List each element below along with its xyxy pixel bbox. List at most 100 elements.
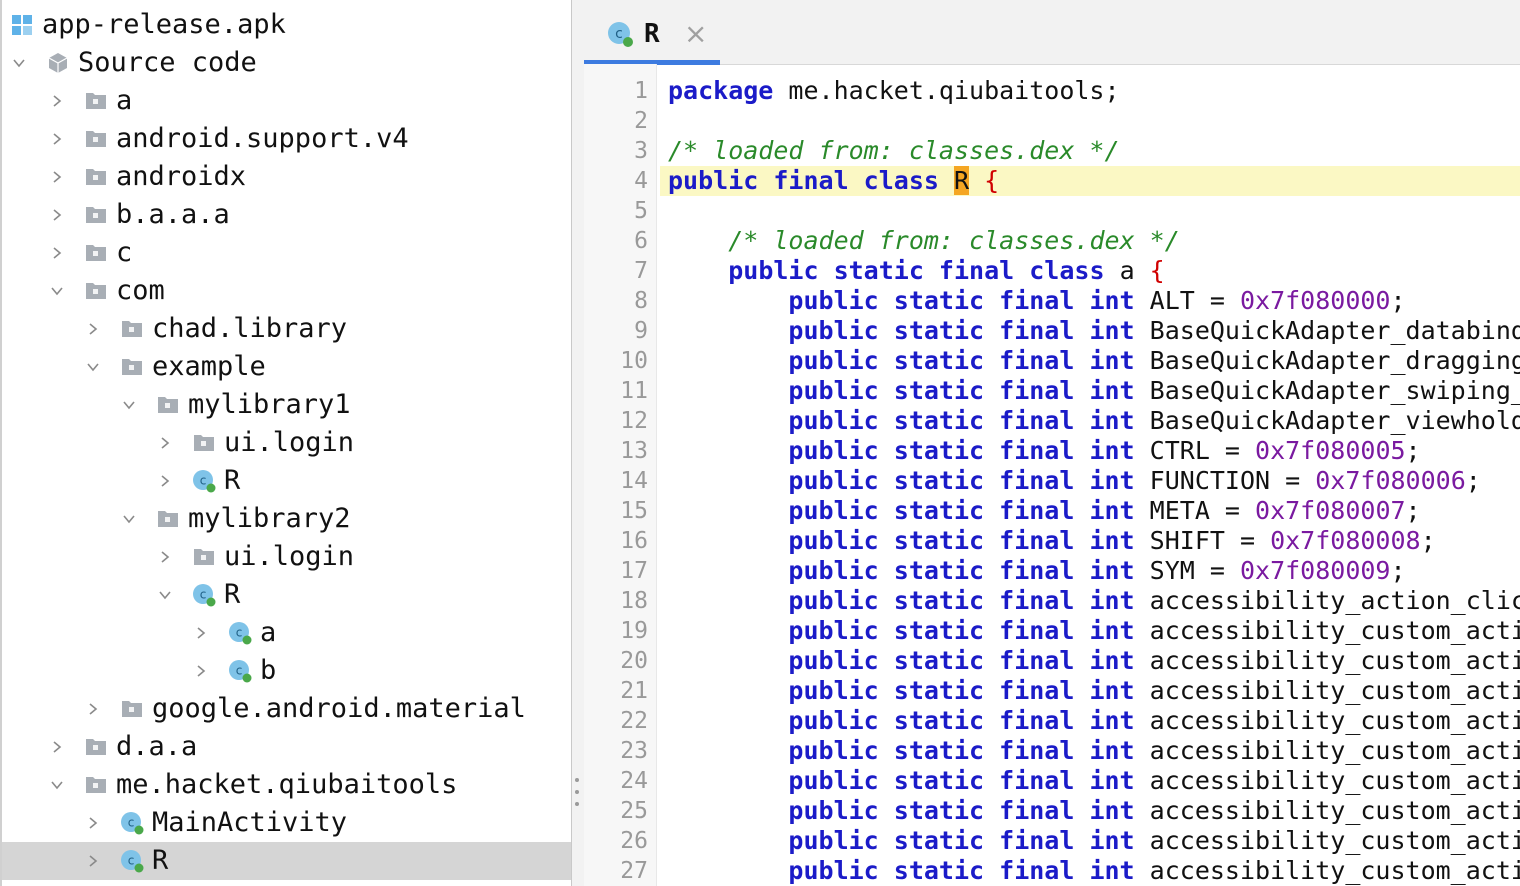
code-line[interactable]: 23 public static final int accessibility… — [584, 736, 1520, 766]
code-token: accessibility_custom_action_1 — [1149, 676, 1520, 705]
tree-item[interactable]: android.support.v4 — [2, 120, 571, 158]
tree-item[interactable]: chad.library — [2, 310, 571, 348]
code-line[interactable]: 10 public static final int BaseQuickAdap… — [584, 346, 1520, 376]
chevron-right-icon[interactable] — [50, 132, 64, 146]
tree-item[interactable]: me.hacket.qiubaitools — [2, 766, 571, 804]
tree-item[interactable]: c — [2, 234, 571, 272]
chevron-down-icon[interactable] — [158, 588, 172, 602]
chevron-down-icon[interactable] — [50, 778, 64, 792]
code-line[interactable]: 18 public static final int accessibility… — [584, 586, 1520, 616]
code-line[interactable]: 12 public static final int BaseQuickAdap… — [584, 406, 1520, 436]
line-number: 24 — [620, 768, 648, 794]
code-line[interactable]: 9 public static final int BaseQuickAdapt… — [584, 316, 1520, 346]
code-line[interactable]: 1 package me.hacket.qiubaitools; — [584, 76, 1520, 106]
tree-item[interactable]: androidx — [2, 158, 571, 196]
code-line[interactable]: 13 public static final int CTRL = 0x7f08… — [584, 436, 1520, 466]
chevron-right-icon[interactable] — [50, 94, 64, 108]
chevron-right-icon[interactable] — [50, 740, 64, 754]
code-line[interactable]: 26 public static final int accessibility… — [584, 826, 1520, 856]
tree-item[interactable]: ca — [2, 614, 571, 652]
tree-item-label: MainActivity — [152, 807, 348, 838]
chevron-right-icon[interactable] — [86, 816, 100, 830]
code-line[interactable]: 14 public static final int FUNCTION = 0x… — [584, 466, 1520, 496]
code-token: ; — [1390, 556, 1406, 585]
tree-item-label: androidx — [116, 161, 247, 192]
code-text: public static final int BaseQuickAdapter… — [660, 316, 1520, 346]
tree-item[interactable]: Source code — [2, 44, 571, 82]
panel-splitter[interactable] — [572, 0, 584, 886]
tree-item[interactable]: app-release.apk — [2, 6, 571, 44]
code-line[interactable]: 8 public static final int ALT = 0x7f0800… — [584, 286, 1520, 316]
class-icon: c — [228, 659, 252, 683]
code-line[interactable]: 24 public static final int accessibility… — [584, 766, 1520, 796]
package-icon — [46, 51, 70, 75]
chevron-down-icon[interactable] — [86, 360, 100, 374]
tree-item[interactable]: cR — [2, 462, 571, 500]
tree-item[interactable]: cR — [2, 842, 571, 880]
chevron-down-icon[interactable] — [122, 398, 136, 412]
chevron-right-icon[interactable] — [50, 170, 64, 184]
tree-item[interactable]: ui.login — [2, 424, 571, 462]
code-line[interactable]: 21 public static final int accessibility… — [584, 676, 1520, 706]
close-icon[interactable]: × — [684, 18, 707, 50]
tree-item[interactable]: com — [2, 272, 571, 310]
line-number: 2 — [634, 108, 648, 134]
tree-item[interactable]: google.android.material — [2, 690, 571, 728]
code-line[interactable]: 5 — [584, 196, 1520, 226]
tab-r[interactable]: c R × — [584, 0, 720, 65]
code-line[interactable]: 2 — [584, 106, 1520, 136]
tree-item-label: a — [260, 617, 277, 648]
code-line[interactable]: 27 public static final int accessibility… — [584, 856, 1520, 886]
chevron-down-icon[interactable] — [122, 512, 136, 526]
code-line[interactable]: 11 public static final int BaseQuickAdap… — [584, 376, 1520, 406]
code-text: public static final int accessibility_ac… — [660, 586, 1520, 616]
tree-item[interactable]: example — [2, 348, 571, 386]
line-number: 13 — [620, 438, 648, 464]
project-tree-panel[interactable]: app-release.apk Source code a android.suppo… — [0, 0, 572, 886]
tree-item[interactable]: mylibrary2 — [2, 500, 571, 538]
tree-item[interactable]: a — [2, 82, 571, 120]
folder-icon — [192, 545, 216, 569]
chevron-right-icon[interactable] — [86, 702, 100, 716]
chevron-right-icon[interactable] — [194, 626, 208, 640]
code-line[interactable]: 15 public static final int META = 0x7f08… — [584, 496, 1520, 526]
code-token: accessibility_custom_action_1 — [1149, 766, 1520, 795]
chevron-right-icon[interactable] — [194, 664, 208, 678]
chevron-right-icon[interactable] — [86, 322, 100, 336]
tree-item[interactable]: cR — [2, 576, 571, 614]
tree-item[interactable]: d.a.a — [2, 728, 571, 766]
chevron-right-icon[interactable] — [158, 436, 172, 450]
chevron-down-icon[interactable] — [50, 284, 64, 298]
code-token: public static final int — [788, 436, 1135, 465]
chevron-right-icon[interactable] — [158, 550, 172, 564]
tree-item[interactable]: mylibrary1 — [2, 386, 571, 424]
class-icon: c — [120, 811, 144, 835]
code-line[interactable]: 7 public static final class a { — [584, 256, 1520, 286]
chevron-right-icon[interactable] — [50, 246, 64, 260]
code-line[interactable]: 3 /* loaded from: classes.dex */ — [584, 136, 1520, 166]
code-line[interactable]: 17 public static final int SYM = 0x7f080… — [584, 556, 1520, 586]
code-line[interactable]: 20 public static final int accessibility… — [584, 646, 1520, 676]
code-area[interactable]: 1 package me.hacket.qiubaitools; 2 3/* load… — [584, 64, 1520, 886]
tree-item[interactable]: c MainActivity — [2, 804, 571, 842]
tree-item[interactable]: ui.login — [2, 538, 571, 576]
code-token: BaseQuickAdapter_swiping_supp — [1149, 376, 1520, 405]
code-line[interactable]: 16 public static final int SHIFT = 0x7f0… — [584, 526, 1520, 556]
code-text: public static final int accessibility_cu… — [660, 646, 1520, 676]
chevron-right-icon[interactable] — [158, 474, 172, 488]
chevron-right-icon[interactable] — [50, 208, 64, 222]
code-token: FUNCTION = — [1134, 466, 1316, 495]
tree-item-label: chad.library — [152, 313, 348, 344]
chevron-down-icon[interactable] — [12, 56, 26, 70]
code-text: public static final int accessibility_cu… — [660, 736, 1520, 766]
code-line[interactable]: 25 public static final int accessibility… — [584, 796, 1520, 826]
code-line[interactable]: 19 public static final int accessibility… — [584, 616, 1520, 646]
code-line[interactable]: 22 public static final int accessibility… — [584, 706, 1520, 736]
splitter-grip-icon[interactable] — [574, 778, 580, 806]
code-line[interactable]: 4 public final class R { — [584, 166, 1520, 196]
tree-item[interactable]: b.a.a.a — [2, 196, 571, 234]
code-line[interactable]: 6 /* loaded from: classes.dex */ — [584, 226, 1520, 256]
tree-item[interactable]: cb — [2, 652, 571, 690]
chevron-right-icon[interactable] — [86, 854, 100, 868]
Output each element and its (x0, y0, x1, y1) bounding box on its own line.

SHORT TASK — Can you copy out every entry above word for word, leaving out the pictures?

IN RESPONSE —
List each element below along with its xyxy pixel bbox. List at most 100 elements.
code-line[interactable]: 23 public static final int accessibility… — [584, 736, 1520, 766]
code-token: accessibility_custom_action_1 — [1149, 676, 1520, 705]
tree-item[interactable]: android.support.v4 — [2, 120, 571, 158]
tree-item[interactable]: chad.library — [2, 310, 571, 348]
code-line[interactable]: 10 public static final int BaseQuickAdap… — [584, 346, 1520, 376]
chevron-right-icon[interactable] — [50, 132, 64, 146]
tree-item[interactable]: me.hacket.qiubaitools — [2, 766, 571, 804]
tree-item[interactable]: c — [2, 234, 571, 272]
chevron-down-icon[interactable] — [158, 588, 172, 602]
chevron-down-icon[interactable] — [50, 778, 64, 792]
code-line[interactable]: 18 public static final int accessibility… — [584, 586, 1520, 616]
code-line[interactable]: 12 public static final int BaseQuickAdap… — [584, 406, 1520, 436]
line-number: 24 — [620, 768, 648, 794]
code-line[interactable]: 9 public static final int BaseQuickAdapt… — [584, 316, 1520, 346]
code-line[interactable]: 1 package me.hacket.qiubaitools; — [584, 76, 1520, 106]
tree-item[interactable]: androidx — [2, 158, 571, 196]
code-line[interactable]: 13 public static final int CTRL = 0x7f08… — [584, 436, 1520, 466]
chevron-right-icon[interactable] — [50, 94, 64, 108]
chevron-right-icon[interactable] — [50, 740, 64, 754]
code-line[interactable]: 26 public static final int accessibility… — [584, 826, 1520, 856]
tree-item[interactable]: ca — [2, 614, 571, 652]
tree-item-label: MainActivity — [152, 807, 348, 838]
chevron-right-icon[interactable] — [86, 816, 100, 830]
code-line[interactable]: 14 public static final int FUNCTION = 0x… — [584, 466, 1520, 496]
code-token: ; — [1390, 556, 1406, 585]
tree-item-label: androidx — [116, 161, 247, 192]
code-text: public static final int BaseQuickAdapter… — [660, 316, 1520, 346]
tree-item[interactable]: Source code — [2, 44, 571, 82]
panel-splitter[interactable] — [572, 0, 584, 886]
tree-item[interactable]: app-release.apk — [2, 6, 571, 44]
code-line[interactable]: 8 public static final int ALT = 0x7f0800… — [584, 286, 1520, 316]
class-icon: c — [228, 659, 252, 683]
code-line[interactable]: 24 public static final int accessibility… — [584, 766, 1520, 796]
package-icon — [46, 51, 70, 75]
chevron-down-icon[interactable] — [86, 360, 100, 374]
tree-item[interactable]: cR — [2, 462, 571, 500]
tree-item[interactable]: cR — [2, 842, 571, 880]
chevron-down-icon[interactable] — [122, 398, 136, 412]
chevron-right-icon[interactable] — [50, 170, 64, 184]
tree-item[interactable]: ui.login — [2, 424, 571, 462]
code-line[interactable]: 21 public static final int accessibility… — [584, 676, 1520, 706]
close-icon[interactable]: × — [684, 18, 707, 50]
tree-item[interactable]: com — [2, 272, 571, 310]
line-number: 2 — [634, 108, 648, 134]
tree-item[interactable]: google.android.material — [2, 690, 571, 728]
code-line[interactable]: 5 — [584, 196, 1520, 226]
tab-r[interactable]: c R × — [584, 0, 720, 65]
code-line[interactable]: 2 — [584, 106, 1520, 136]
tree-item-label: a — [260, 617, 277, 648]
code-line[interactable]: 27 public static final int accessibility… — [584, 856, 1520, 886]
chevron-down-icon[interactable] — [122, 512, 136, 526]
code-line[interactable]: 11 public static final int BaseQuickAdap… — [584, 376, 1520, 406]
code-text: public static final int accessibility_ac… — [660, 586, 1520, 616]
tree-item[interactable]: example — [2, 348, 571, 386]
line-number: 13 — [620, 438, 648, 464]
project-tree-panel[interactable]: app-release.apk Source code a android.suppo… — [0, 0, 572, 886]
tree-item[interactable]: mylibrary2 — [2, 500, 571, 538]
tree-item[interactable]: a — [2, 82, 571, 120]
folder-icon — [192, 545, 216, 569]
chevron-right-icon[interactable] — [86, 702, 100, 716]
chevron-right-icon[interactable] — [194, 626, 208, 640]
code-line[interactable]: 15 public static final int META = 0x7f08… — [584, 496, 1520, 526]
code-token: accessibility_custom_action_1 — [1149, 766, 1520, 795]
chevron-right-icon[interactable] — [194, 664, 208, 678]
chevron-right-icon[interactable] — [86, 322, 100, 336]
tree-item[interactable]: cR — [2, 576, 571, 614]
tree-item[interactable]: d.a.a — [2, 728, 571, 766]
chevron-right-icon[interactable] — [158, 436, 172, 450]
chevron-down-icon[interactable] — [50, 284, 64, 298]
code-token: public static final int — [788, 436, 1135, 465]
chevron-right-icon[interactable] — [158, 550, 172, 564]
tree-item[interactable]: mylibrary1 — [2, 386, 571, 424]
class-icon: c — [120, 811, 144, 835]
code-line[interactable]: 7 public static final class a { — [584, 256, 1520, 286]
chevron-right-icon[interactable] — [50, 246, 64, 260]
code-line[interactable]: 3 /* loaded from: classes.dex */ — [584, 136, 1520, 166]
code-line[interactable]: 17 public static final int SYM = 0x7f080… — [584, 556, 1520, 586]
code-line[interactable]: 20 public static final int accessibility… — [584, 646, 1520, 676]
code-area[interactable]: 1 package me.hacket.qiubaitools; 2 3/* load… — [584, 64, 1520, 886]
tree-item[interactable]: c MainActivity — [2, 804, 571, 842]
tree-item[interactable]: ui.login — [2, 538, 571, 576]
code-token: BaseQuickAdapter_swiping_supp — [1149, 376, 1520, 405]
code-line[interactable]: 16 public static final int SHIFT = 0x7f0… — [584, 526, 1520, 556]
code-text: public static final int accessibility_cu… — [660, 646, 1520, 676]
chevron-right-icon[interactable] — [158, 474, 172, 488]
chevron-right-icon[interactable] — [50, 208, 64, 222]
code-token: FUNCTION = — [1134, 466, 1316, 495]
tree-item-label: chad.library — [152, 313, 348, 344]
chevron-down-icon[interactable] — [12, 56, 26, 70]
code-text: public static final int accessibility_cu… — [660, 736, 1520, 766]
code-line[interactable]: 25 public static final int accessibility… — [584, 796, 1520, 826]
code-line[interactable]: 19 public static final int accessibility… — [584, 616, 1520, 646]
code-line[interactable]: 22 public static final int accessibility… — [584, 706, 1520, 736]
splitter-grip-icon[interactable] — [574, 778, 580, 806]
code-line[interactable]: 4 public final class R { — [584, 166, 1520, 196]
tree-item[interactable]: b.a.a.a — [2, 196, 571, 234]
code-line[interactable]: 6 /* loaded from: classes.dex */ — [584, 226, 1520, 256]
tree-item[interactable]: cb — [2, 652, 571, 690]
chevron-right-icon[interactable] — [86, 854, 100, 868]
Output each element and its (x0, y0, x1, y1) bounding box on its own line.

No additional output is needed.